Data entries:
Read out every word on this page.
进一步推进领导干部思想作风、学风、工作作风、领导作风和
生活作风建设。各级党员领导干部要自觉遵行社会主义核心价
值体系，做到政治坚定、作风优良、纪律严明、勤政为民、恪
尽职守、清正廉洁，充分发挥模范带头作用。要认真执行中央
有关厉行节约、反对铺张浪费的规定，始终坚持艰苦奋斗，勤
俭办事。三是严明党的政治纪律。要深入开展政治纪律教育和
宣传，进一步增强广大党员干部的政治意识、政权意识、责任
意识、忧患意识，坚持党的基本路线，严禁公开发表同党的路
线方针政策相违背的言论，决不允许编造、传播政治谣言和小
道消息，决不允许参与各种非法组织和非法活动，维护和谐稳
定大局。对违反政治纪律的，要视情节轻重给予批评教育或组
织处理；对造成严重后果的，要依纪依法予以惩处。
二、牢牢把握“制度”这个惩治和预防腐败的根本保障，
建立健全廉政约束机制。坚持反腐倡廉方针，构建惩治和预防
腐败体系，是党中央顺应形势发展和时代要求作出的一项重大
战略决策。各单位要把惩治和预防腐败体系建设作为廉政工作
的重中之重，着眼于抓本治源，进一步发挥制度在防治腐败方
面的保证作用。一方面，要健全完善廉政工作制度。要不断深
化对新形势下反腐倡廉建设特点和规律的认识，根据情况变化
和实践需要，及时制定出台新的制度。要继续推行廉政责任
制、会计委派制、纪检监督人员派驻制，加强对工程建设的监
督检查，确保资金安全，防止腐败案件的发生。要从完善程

◆ **WHAT THE TASK REQUIRES**: Retype each record exactly, leaving nothing out.

◆ **EXERCISE ANSWER**:
Read out every word on this page.
进一步推进领导干部思想作风、学风、工作作风、领导作风和
生活作风建设。各级党员领导干部要自觉遵行社会主义核心价
值体系，做到政治坚定、作风优良、纪律严明、勤政为民、恪
尽职守、清正廉洁，充分发挥模范带头作用。要认真执行中央
有关厉行节约、反对铺张浪费的规定，始终坚持艰苦奋斗，勤
俭办事。三是严明党的政治纪律。要深入开展政治纪律教育和
宣传，进一步增强广大党员干部的政治意识、政权意识、责任
意识、忧患意识，坚持党的基本路线，严禁公开发表同党的路
线方针政策相违背的言论，决不允许编造、传播政治谣言和小
道消息，决不允许参与各种非法组织和非法活动，维护和谐稳
定大局。对违反政治纪律的，要视情节轻重给予批评教育或组
织处理；对造成严重后果的，要依纪依法予以惩处。
二、牢牢把握“制度”这个惩治和预防腐败的根本保障，
建立健全廉政约束机制。坚持反腐倡廉方针，构建惩治和预防
腐败体系，是党中央顺应形势发展和时代要求作出的一项重大
战略决策。各单位要把惩治和预防腐败体系建设作为廉政工作
的重中之重，着眼于抓本治源，进一步发挥制度在防治腐败方
面的保证作用。一方面，要健全完善廉政工作制度。要不断深
化对新形势下反腐倡廉建设特点和规律的认识，根据情况变化
和实践需要，及时制定出台新的制度。要继续推行廉政责任
制、会计委派制、纪检监督人员派驻制，加强对工程建设的监
督检查，确保资金安全，防止腐败案件的发生。要从完善程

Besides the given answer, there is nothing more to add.